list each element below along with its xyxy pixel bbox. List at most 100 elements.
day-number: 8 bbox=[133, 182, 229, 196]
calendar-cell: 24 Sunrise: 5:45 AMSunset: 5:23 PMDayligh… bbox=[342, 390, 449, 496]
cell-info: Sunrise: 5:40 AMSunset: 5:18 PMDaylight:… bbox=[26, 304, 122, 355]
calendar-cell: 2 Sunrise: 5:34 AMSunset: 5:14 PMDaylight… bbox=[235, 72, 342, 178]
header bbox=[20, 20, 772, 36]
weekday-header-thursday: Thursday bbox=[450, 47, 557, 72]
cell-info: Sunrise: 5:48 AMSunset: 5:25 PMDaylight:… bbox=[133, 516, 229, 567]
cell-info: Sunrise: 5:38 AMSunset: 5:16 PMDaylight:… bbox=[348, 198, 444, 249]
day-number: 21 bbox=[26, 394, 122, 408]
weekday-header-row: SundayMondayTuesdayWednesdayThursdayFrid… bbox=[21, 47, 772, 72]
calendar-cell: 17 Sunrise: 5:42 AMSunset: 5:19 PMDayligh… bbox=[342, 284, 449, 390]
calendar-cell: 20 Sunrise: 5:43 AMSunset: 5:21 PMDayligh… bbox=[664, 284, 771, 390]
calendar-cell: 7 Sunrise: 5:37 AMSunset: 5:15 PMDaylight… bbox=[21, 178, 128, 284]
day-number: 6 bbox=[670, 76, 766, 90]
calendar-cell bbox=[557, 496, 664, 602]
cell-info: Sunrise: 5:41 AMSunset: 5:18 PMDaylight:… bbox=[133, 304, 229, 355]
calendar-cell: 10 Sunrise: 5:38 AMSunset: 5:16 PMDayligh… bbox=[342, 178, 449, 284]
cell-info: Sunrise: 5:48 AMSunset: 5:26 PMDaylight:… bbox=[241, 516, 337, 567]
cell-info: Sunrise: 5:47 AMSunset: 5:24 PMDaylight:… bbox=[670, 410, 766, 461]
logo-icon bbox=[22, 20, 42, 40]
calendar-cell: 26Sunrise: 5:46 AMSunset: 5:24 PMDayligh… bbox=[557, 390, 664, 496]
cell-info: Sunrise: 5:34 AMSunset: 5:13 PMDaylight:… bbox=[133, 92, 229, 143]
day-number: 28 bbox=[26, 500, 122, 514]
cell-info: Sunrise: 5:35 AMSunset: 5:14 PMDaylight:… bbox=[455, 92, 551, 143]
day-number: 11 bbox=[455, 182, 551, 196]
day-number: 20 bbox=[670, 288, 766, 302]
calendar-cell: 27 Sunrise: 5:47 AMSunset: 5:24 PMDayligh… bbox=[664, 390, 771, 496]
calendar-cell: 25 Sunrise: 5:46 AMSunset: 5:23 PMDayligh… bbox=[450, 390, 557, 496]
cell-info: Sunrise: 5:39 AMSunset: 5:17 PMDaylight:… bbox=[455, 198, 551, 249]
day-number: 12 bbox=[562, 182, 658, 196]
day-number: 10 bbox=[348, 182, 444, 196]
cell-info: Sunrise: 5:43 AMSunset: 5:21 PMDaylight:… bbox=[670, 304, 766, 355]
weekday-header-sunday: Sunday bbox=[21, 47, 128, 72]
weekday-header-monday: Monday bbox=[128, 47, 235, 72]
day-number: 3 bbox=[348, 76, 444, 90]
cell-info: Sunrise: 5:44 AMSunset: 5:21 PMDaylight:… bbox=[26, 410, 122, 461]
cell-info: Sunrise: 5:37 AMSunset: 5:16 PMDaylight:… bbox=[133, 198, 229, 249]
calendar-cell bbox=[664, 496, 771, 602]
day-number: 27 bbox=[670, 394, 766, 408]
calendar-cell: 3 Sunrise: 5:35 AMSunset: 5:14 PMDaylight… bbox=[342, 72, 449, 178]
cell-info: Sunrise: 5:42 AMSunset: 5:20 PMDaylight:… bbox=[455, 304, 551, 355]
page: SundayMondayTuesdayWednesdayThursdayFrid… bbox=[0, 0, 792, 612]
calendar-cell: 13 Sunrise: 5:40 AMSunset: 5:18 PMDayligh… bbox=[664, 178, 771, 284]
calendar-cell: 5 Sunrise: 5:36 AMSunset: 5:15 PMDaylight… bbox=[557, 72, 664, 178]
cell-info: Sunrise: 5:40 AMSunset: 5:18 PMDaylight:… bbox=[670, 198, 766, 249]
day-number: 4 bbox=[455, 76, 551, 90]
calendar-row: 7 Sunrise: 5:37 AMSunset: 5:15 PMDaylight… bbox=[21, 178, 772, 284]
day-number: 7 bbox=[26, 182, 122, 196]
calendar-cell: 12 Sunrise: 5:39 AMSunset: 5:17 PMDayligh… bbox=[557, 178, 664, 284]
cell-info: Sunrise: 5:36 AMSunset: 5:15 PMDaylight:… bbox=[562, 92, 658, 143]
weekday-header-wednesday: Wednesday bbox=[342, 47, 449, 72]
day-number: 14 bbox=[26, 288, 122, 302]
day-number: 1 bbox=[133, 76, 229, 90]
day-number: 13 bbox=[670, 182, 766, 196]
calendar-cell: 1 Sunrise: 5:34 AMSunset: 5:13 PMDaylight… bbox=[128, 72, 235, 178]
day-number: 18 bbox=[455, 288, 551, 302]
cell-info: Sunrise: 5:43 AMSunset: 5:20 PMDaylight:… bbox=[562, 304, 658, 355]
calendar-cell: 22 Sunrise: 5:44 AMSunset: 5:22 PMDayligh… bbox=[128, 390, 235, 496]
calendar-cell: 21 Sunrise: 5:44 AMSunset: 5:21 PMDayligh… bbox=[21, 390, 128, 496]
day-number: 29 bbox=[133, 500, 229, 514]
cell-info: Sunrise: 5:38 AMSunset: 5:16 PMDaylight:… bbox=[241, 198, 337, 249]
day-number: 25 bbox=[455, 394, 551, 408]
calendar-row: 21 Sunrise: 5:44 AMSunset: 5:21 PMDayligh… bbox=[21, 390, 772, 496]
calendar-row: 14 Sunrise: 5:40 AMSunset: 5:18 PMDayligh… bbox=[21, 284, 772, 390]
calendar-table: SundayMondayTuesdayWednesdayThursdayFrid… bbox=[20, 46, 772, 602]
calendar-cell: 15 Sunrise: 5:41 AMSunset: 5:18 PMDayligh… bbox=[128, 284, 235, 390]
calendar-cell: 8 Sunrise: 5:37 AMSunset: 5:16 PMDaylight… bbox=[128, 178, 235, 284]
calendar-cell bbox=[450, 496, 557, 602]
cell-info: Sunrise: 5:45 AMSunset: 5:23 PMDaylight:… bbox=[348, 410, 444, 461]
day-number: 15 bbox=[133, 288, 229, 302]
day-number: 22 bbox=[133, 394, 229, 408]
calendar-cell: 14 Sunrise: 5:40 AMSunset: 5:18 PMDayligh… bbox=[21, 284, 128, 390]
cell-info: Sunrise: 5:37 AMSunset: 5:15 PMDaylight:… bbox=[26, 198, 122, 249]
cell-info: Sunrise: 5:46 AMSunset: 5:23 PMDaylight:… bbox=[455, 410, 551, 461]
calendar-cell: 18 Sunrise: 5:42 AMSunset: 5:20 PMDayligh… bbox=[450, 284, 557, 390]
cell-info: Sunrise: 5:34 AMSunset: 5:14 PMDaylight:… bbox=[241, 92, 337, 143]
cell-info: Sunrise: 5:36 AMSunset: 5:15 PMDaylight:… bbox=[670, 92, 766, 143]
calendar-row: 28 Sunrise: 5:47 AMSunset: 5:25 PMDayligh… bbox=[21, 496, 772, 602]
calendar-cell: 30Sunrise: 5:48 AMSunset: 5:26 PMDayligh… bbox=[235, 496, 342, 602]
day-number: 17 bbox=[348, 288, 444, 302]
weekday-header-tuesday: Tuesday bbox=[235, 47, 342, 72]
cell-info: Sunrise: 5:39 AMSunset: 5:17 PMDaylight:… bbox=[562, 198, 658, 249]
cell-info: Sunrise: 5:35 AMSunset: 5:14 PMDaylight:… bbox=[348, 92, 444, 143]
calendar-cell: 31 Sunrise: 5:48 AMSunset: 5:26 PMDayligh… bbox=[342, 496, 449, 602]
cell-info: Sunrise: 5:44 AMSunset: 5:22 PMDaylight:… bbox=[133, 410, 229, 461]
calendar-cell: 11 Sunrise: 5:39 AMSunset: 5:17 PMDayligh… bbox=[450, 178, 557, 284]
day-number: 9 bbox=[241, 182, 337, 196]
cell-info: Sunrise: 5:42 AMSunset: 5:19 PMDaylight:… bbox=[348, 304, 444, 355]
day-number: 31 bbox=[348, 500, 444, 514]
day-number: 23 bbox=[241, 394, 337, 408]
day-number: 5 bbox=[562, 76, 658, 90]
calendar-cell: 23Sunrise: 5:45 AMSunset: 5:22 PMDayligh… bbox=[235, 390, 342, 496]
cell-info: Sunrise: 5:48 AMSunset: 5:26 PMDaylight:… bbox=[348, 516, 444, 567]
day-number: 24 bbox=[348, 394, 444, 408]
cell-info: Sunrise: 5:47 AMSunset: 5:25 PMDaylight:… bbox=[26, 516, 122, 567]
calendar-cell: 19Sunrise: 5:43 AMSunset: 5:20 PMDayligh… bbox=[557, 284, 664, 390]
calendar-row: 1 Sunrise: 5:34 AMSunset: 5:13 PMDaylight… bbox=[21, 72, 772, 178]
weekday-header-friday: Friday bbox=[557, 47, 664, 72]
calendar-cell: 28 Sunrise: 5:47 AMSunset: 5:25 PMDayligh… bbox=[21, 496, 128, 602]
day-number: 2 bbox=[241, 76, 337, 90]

# Exercise directions
Copy out the listing word for word, starting with its first line and going on through the line with "day-number: 20 bbox=[670, 288, 766, 302]", both included.

# Answer below
list each element below along with its xyxy pixel bbox. List at most 100 elements.
day-number: 8 bbox=[133, 182, 229, 196]
calendar-cell: 24 Sunrise: 5:45 AMSunset: 5:23 PMDayligh… bbox=[342, 390, 449, 496]
cell-info: Sunrise: 5:40 AMSunset: 5:18 PMDaylight:… bbox=[26, 304, 122, 355]
calendar-cell: 2 Sunrise: 5:34 AMSunset: 5:14 PMDaylight… bbox=[235, 72, 342, 178]
header bbox=[20, 20, 772, 36]
weekday-header-thursday: Thursday bbox=[450, 47, 557, 72]
cell-info: Sunrise: 5:48 AMSunset: 5:25 PMDaylight:… bbox=[133, 516, 229, 567]
cell-info: Sunrise: 5:38 AMSunset: 5:16 PMDaylight:… bbox=[348, 198, 444, 249]
day-number: 21 bbox=[26, 394, 122, 408]
weekday-header-row: SundayMondayTuesdayWednesdayThursdayFrid… bbox=[21, 47, 772, 72]
calendar-cell: 17 Sunrise: 5:42 AMSunset: 5:19 PMDayligh… bbox=[342, 284, 449, 390]
calendar-cell: 20 Sunrise: 5:43 AMSunset: 5:21 PMDayligh… bbox=[664, 284, 771, 390]
calendar-cell: 7 Sunrise: 5:37 AMSunset: 5:15 PMDaylight… bbox=[21, 178, 128, 284]
day-number: 6 bbox=[670, 76, 766, 90]
calendar-cell bbox=[557, 496, 664, 602]
cell-info: Sunrise: 5:41 AMSunset: 5:18 PMDaylight:… bbox=[133, 304, 229, 355]
calendar-cell: 10 Sunrise: 5:38 AMSunset: 5:16 PMDayligh… bbox=[342, 178, 449, 284]
cell-info: Sunrise: 5:48 AMSunset: 5:26 PMDaylight:… bbox=[241, 516, 337, 567]
cell-info: Sunrise: 5:47 AMSunset: 5:24 PMDaylight:… bbox=[670, 410, 766, 461]
logo-icon bbox=[22, 20, 42, 40]
calendar-cell: 26Sunrise: 5:46 AMSunset: 5:24 PMDayligh… bbox=[557, 390, 664, 496]
cell-info: Sunrise: 5:34 AMSunset: 5:13 PMDaylight:… bbox=[133, 92, 229, 143]
day-number: 28 bbox=[26, 500, 122, 514]
cell-info: Sunrise: 5:35 AMSunset: 5:14 PMDaylight:… bbox=[455, 92, 551, 143]
day-number: 11 bbox=[455, 182, 551, 196]
day-number: 20 bbox=[670, 288, 766, 302]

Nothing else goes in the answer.